Dataset entries:
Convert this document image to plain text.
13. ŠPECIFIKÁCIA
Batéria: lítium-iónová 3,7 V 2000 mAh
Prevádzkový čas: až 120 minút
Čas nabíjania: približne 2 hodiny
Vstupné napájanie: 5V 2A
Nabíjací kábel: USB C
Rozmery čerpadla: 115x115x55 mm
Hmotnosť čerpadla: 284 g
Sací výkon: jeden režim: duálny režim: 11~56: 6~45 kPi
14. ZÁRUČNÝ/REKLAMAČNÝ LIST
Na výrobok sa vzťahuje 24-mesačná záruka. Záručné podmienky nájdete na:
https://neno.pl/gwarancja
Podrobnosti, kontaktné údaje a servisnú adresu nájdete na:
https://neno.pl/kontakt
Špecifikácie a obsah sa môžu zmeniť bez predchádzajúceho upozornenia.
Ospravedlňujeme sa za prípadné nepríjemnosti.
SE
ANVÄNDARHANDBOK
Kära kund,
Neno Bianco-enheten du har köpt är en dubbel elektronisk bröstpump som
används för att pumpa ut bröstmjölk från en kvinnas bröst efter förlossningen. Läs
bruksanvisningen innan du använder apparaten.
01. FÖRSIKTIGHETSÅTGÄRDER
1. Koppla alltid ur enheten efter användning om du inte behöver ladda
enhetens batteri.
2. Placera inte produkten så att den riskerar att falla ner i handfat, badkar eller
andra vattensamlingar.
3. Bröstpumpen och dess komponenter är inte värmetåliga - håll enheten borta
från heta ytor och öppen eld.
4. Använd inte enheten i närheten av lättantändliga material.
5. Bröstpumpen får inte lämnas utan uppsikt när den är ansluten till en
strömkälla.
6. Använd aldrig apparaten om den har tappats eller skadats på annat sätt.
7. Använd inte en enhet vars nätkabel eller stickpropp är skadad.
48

WHAT IS ASKED:
Select the lines in this material that hold the word "inte", leaving none out.

RESULT OF THIS EXERCISE:
1. Koppla alltid ur enheten efter användning om du inte behöver ladda
2. Placera inte produkten så att den riskerar att falla ner i handfat, badkar eller
3. Bröstpumpen och dess komponenter är inte värmetåliga - håll enheten borta
4. Använd inte enheten i närheten av lättantändliga material.
5. Bröstpumpen får inte lämnas utan uppsikt när den är ansluten till en
7. Använd inte en enhet vars nätkabel eller stickpropp är skadad.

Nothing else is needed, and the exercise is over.